─── Provided information ───

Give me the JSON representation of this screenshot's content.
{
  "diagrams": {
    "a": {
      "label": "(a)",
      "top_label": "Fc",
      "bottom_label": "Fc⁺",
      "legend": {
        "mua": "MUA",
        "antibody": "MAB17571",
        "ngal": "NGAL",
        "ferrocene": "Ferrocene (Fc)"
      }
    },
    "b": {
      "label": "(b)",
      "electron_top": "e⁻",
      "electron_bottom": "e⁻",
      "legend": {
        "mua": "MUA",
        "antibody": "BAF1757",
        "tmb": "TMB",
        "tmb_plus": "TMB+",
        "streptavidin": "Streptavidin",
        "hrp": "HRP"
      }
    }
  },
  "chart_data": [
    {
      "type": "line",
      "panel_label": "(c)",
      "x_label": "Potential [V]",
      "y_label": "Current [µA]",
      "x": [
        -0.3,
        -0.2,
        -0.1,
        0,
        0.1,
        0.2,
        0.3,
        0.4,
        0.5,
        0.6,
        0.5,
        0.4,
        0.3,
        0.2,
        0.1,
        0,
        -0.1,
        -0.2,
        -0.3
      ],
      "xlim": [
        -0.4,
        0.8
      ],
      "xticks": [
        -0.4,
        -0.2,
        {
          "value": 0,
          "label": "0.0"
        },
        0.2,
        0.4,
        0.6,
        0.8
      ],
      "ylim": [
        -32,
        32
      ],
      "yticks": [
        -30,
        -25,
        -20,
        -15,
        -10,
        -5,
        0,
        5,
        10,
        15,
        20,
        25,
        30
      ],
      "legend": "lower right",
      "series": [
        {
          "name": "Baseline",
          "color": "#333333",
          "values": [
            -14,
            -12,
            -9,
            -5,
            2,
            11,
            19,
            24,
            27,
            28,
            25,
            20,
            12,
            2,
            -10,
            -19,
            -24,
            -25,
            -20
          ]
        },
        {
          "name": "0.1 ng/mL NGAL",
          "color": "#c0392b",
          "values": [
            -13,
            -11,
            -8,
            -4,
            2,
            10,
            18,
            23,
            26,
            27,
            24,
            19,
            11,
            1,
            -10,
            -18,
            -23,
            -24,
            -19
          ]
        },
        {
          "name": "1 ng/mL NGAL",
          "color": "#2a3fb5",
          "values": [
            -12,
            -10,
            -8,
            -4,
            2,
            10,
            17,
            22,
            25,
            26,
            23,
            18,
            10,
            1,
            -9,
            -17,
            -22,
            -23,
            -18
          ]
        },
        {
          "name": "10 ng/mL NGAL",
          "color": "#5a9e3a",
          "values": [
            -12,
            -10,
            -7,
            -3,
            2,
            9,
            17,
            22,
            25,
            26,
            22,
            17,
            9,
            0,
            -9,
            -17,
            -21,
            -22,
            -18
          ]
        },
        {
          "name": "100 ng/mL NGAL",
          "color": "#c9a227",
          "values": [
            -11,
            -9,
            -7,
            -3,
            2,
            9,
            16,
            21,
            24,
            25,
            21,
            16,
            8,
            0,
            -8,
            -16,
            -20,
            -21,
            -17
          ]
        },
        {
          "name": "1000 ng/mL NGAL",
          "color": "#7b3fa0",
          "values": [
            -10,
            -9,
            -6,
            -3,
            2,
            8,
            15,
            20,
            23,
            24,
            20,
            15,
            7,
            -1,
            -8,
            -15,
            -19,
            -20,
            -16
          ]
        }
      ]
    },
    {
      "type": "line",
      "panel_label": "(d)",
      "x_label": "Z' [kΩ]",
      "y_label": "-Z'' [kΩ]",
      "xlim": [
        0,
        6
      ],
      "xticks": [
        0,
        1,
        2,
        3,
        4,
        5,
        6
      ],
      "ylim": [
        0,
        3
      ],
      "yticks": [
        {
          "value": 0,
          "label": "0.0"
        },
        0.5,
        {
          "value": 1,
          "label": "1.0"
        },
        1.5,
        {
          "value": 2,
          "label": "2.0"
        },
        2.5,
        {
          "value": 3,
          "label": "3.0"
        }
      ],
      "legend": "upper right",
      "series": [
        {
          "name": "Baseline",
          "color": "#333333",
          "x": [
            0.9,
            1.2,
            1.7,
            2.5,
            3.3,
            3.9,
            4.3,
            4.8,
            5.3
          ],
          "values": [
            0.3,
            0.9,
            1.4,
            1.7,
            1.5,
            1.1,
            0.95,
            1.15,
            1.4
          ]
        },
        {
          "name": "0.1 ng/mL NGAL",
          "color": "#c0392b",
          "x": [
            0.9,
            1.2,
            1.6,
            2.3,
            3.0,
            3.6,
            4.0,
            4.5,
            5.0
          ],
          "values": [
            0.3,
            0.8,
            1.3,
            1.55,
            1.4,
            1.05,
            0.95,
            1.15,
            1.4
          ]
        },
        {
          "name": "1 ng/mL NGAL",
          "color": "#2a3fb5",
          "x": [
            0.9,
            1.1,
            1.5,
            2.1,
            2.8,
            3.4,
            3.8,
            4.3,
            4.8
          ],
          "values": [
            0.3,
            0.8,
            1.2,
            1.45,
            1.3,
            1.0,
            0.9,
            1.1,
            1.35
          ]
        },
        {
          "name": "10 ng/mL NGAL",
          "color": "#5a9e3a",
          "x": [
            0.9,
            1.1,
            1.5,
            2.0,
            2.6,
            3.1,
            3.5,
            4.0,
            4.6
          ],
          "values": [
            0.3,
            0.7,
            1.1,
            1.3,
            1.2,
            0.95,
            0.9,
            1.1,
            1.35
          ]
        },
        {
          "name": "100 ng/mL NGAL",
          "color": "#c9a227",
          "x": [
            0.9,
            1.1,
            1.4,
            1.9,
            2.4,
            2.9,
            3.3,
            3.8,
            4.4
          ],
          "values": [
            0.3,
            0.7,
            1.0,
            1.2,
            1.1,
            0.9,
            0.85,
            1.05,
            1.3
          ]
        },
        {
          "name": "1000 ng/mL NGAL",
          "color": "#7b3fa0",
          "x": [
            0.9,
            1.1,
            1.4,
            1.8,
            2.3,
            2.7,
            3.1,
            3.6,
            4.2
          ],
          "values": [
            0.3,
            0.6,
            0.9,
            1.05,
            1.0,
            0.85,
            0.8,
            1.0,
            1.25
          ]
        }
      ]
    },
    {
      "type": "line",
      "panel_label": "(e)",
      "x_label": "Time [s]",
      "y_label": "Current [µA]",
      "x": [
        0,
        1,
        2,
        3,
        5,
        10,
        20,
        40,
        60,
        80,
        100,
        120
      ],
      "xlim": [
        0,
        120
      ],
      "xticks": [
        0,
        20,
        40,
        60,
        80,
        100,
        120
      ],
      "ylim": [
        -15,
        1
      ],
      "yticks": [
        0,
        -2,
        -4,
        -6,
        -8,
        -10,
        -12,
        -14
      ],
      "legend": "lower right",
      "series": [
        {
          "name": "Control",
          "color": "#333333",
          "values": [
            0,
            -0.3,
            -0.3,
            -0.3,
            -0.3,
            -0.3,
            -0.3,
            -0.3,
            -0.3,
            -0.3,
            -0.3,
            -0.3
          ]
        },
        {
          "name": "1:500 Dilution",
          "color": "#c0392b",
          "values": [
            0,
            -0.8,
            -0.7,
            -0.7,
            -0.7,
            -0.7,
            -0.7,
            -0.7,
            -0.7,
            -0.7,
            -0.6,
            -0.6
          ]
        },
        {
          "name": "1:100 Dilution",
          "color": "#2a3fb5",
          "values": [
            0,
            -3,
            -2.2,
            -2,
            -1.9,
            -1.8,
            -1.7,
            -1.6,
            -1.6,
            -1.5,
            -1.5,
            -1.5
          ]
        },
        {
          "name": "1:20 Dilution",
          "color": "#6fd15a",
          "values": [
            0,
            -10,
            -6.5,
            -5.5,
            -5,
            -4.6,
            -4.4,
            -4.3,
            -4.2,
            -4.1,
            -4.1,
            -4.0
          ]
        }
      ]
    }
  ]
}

───

=== Exercise goal ===
Print the full listing, word for word.

=== Completed exercise ===
Give me the JSON representation of this screenshot's content.
{
  "diagrams": {
    "a": {
      "label": "(a)",
      "top_label": "Fc",
      "bottom_label": "Fc⁺",
      "legend": {
        "mua": "MUA",
        "antibody": "MAB17571",
        "ngal": "NGAL",
        "ferrocene": "Ferrocene (Fc)"
      }
    },
    "b": {
      "label": "(b)",
      "electron_top": "e⁻",
      "electron_bottom": "e⁻",
      "legend": {
        "mua": "MUA",
        "antibody": "BAF1757",
        "tmb": "TMB",
        "tmb_plus": "TMB+",
        "streptavidin": "Streptavidin",
        "hrp": "HRP"
      }
    }
  },
  "chart_data": [
    {
      "type": "line",
      "panel_label": "(c)",
      "x_label": "Potential [V]",
      "y_label": "Current [µA]",
      "x": [
        -0.3,
        -0.2,
        -0.1,
        0,
        0.1,
        0.2,
        0.3,
        0.4,
        0.5,
        0.6,
        0.5,
        0.4,
        0.3,
        0.2,
        0.1,
        0,
        -0.1,
        -0.2,
        -0.3
      ],
      "xlim": [
        -0.4,
        0.8
      ],
      "xticks": [
        -0.4,
        -0.2,
        {
          "value": 0,
          "label": "0.0"
        },
        0.2,
        0.4,
        0.6,
        0.8
      ],
      "ylim": [
        -32,
        32
      ],
      "yticks": [
        -30,
        -25,
        -20,
        -15,
        -10,
        -5,
        0,
        5,
        10,
        15,
        20,
        25,
        30
      ],
      "legend": "lower right",
      "series": [
        {
          "name": "Baseline",
          "color": "#333333",
          "values": [
            -14,
            -12,
            -9,
            -5,
            2,
            11,
            19,
            24,
            27,
            28,
            25,
            20,
            12,
            2,
            -10,
            -19,
            -24,
            -25,
            -20
          ]
        },
        {
          "name": "0.1 ng/mL NGAL",
          "color": "#c0392b",
          "values": [
            -13,
            -11,
            -8,
            -4,
            2,
            10,
            18,
            23,
            26,
            27,
            24,
            19,
            11,
            1,
            -10,
            -18,
            -23,
            -24,
            -19
          ]
        },
        {
          "name": "1 ng/mL NGAL",
          "color": "#2a3fb5",
          "values": [
            -12,
            -10,
            -8,
            -4,
            2,
            10,
            17,
            22,
            25,
            26,
            23,
            18,
            10,
            1,
            -9,
            -17,
            -22,
            -23,
            -18
          ]
        },
        {
          "name": "10 ng/mL NGAL",
          "color": "#5a9e3a",
          "values": [
            -12,
            -10,
            -7,
            -3,
            2,
            9,
            17,
            22,
            25,
            26,
            22,
            17,
            9,
            0,
            -9,
            -17,
            -21,
            -22,
            -18
          ]
        },
        {
          "name": "100 ng/mL NGAL",
          "color": "#c9a227",
          "values": [
            -11,
            -9,
            -7,
            -3,
            2,
            9,
            16,
            21,
            24,
            25,
            21,
            16,
            8,
            0,
            -8,
            -16,
            -20,
            -21,
            -17
          ]
        },
        {
          "name": "1000 ng/mL NGAL",
          "color": "#7b3fa0",
          "values": [
            -10,
            -9,
            -6,
            -3,
            2,
            8,
            15,
            20,
            23,
            24,
            20,
            15,
            7,
            -1,
            -8,
            -15,
            -19,
            -20,
            -16
          ]
        }
      ]
    },
    {
      "type": "line",
      "panel_label": "(d)",
      "x_label": "Z' [kΩ]",
      "y_label": "-Z'' [kΩ]",
      "xlim": [
        0,
        6
      ],
      "xticks": [
        0,
        1,
        2,
        3,
        4,
        5,
        6
      ],
      "ylim": [
        0,
        3
      ],
      "yticks": [
        {
          "value": 0,
          "label": "0.0"
        },
        0.5,
        {
          "value": 1,
          "label": "1.0"
        },
        1.5,
        {
          "value": 2,
          "label": "2.0"
        },
        2.5,
        {
          "value": 3,
          "label": "3.0"
        }
      ],
      "legend": "upper right",
      "series": [
        {
          "name": "Baseline",
          "color": "#333333",
          "x": [
            0.9,
            1.2,
            1.7,
            2.5,
            3.3,
            3.9,
            4.3,
            4.8,
            5.3
          ],
          "values": [
            0.3,
            0.9,
            1.4,
            1.7,
            1.5,
            1.1,
            0.95,
            1.15,
            1.4
          ]
        },
        {
          "name": "0.1 ng/mL NGAL",
          "color": "#c0392b",
          "x": [
            0.9,
            1.2,
            1.6,
            2.3,
            3.0,
            3.6,
            4.0,
            4.5,
            5.0
          ],
          "values": [
            0.3,
            0.8,
            1.3,
            1.55,
            1.4,
            1.05,
            0.95,
            1.15,
            1.4
          ]
        },
        {
          "name": "1 ng/mL NGAL",
          "color": "#2a3fb5",
          "x": [
            0.9,
            1.1,
            1.5,
            2.1,
            2.8,
            3.4,
            3.8,
            4.3,
            4.8
          ],
          "values": [
            0.3,
            0.8,
            1.2,
            1.45,
            1.3,
            1.0,
            0.9,
            1.1,
            1.35
          ]
        },
        {
          "name": "10 ng/mL NGAL",
          "color": "#5a9e3a",
          "x": [
            0.9,
            1.1,
            1.5,
            2.0,
            2.6,
            3.1,
            3.5,
            4.0,
            4.6
          ],
          "values": [
            0.3,
            0.7,
            1.1,
            1.3,
            1.2,
            0.95,
            0.9,
            1.1,
            1.35
          ]
        },
        {
          "name": "100 ng/mL NGAL",
          "color": "#c9a227",
          "x": [
            0.9,
            1.1,
            1.4,
            1.9,
            2.4,
            2.9,
            3.3,
            3.8,
            4.4
          ],
          "values": [
            0.3,
            0.7,
            1.0,
            1.2,
            1.1,
            0.9,
            0.85,
            1.05,
            1.3
          ]
        },
        {
          "name": "1000 ng/mL NGAL",
          "color": "#7b3fa0",
          "x": [
            0.9,
            1.1,
            1.4,
            1.8,
            2.3,
            2.7,
            3.1,
            3.6,
            4.2
          ],
          "values": [
            0.3,
            0.6,
            0.9,
            1.05,
            1.0,
            0.85,
            0.8,
            1.0,
            1.25
          ]
        }
      ]
    },
    {
      "type": "line",
      "panel_label": "(e)",
      "x_label": "Time [s]",
      "y_label": "Current [µA]",
      "x": [
        0,
        1,
        2,
        3,
        5,
        10,
        20,
        40,
        60,
        80,
        100,
        120
      ],
      "xlim": [
        0,
        120
      ],
      "xticks": [
        0,
        20,
        40,
        60,
        80,
        100,
        120
      ],
      "ylim": [
        -15,
        1
      ],
      "yticks": [
        0,
        -2,
        -4,
        -6,
        -8,
        -10,
        -12,
        -14
      ],
      "legend": "lower right",
      "series": [
        {
          "name": "Control",
          "color": "#333333",
          "values": [
            0,
            -0.3,
            -0.3,
            -0.3,
            -0.3,
            -0.3,
            -0.3,
            -0.3,
            -0.3,
            -0.3,
            -0.3,
            -0.3
          ]
        },
        {
          "name": "1:500 Dilution",
          "color": "#c0392b",
          "values": [
            0,
            -0.8,
            -0.7,
            -0.7,
            -0.7,
            -0.7,
            -0.7,
            -0.7,
            -0.7,
            -0.7,
            -0.6,
            -0.6
          ]
        },
        {
          "name": "1:100 Dilution",
          "color": "#2a3fb5",
          "values": [
            0,
            -3,
            -2.2,
            -2,
            -1.9,
            -1.8,
            -1.7,
            -1.6,
            -1.6,
            -1.5,
            -1.5,
            -1.5
          ]
        },
        {
          "name": "1:20 Dilution",
          "color": "#6fd15a",
          "values": [
            0,
            -10,
            -6.5,
            -5.5,
            -5,
            -4.6,
            -4.4,
            -4.3,
            -4.2,
            -4.1,
            -4.1,
            -4.0
          ]
        }
      ]
    }
  ]
}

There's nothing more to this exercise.